GIVEN DATA start

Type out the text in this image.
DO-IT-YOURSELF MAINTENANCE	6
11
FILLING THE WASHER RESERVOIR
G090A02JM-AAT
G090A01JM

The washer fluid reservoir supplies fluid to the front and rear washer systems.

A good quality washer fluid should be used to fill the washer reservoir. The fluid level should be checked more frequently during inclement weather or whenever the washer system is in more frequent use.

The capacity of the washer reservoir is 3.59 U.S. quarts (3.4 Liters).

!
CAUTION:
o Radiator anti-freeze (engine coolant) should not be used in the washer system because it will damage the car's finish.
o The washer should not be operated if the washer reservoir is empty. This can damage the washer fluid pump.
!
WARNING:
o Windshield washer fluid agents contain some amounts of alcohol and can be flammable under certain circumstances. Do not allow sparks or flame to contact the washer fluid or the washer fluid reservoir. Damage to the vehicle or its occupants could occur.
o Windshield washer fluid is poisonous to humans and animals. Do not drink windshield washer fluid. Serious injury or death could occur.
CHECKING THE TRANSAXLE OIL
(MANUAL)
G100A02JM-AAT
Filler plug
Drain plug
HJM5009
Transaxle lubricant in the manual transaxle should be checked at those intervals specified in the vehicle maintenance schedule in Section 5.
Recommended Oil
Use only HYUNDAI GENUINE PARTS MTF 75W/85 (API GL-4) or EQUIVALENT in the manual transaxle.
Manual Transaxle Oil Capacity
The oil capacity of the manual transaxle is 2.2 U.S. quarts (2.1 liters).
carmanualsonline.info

GIVEN DATA end

JOB → Find the word "could" in the material, then list each line that holds it.

EXERCISE SOLUTION →
o Windshield washer fluid agents contain some amounts of alcohol and can be flammable under certain circumstances. Do not allow sparks or flame to contact the washer fluid or the washer fluid reservoir. Damage to the vehicle or its occupants could occur.
o Windshield washer fluid is poisonous to humans and animals. Do not drink windshield washer fluid. Serious injury or death could occur.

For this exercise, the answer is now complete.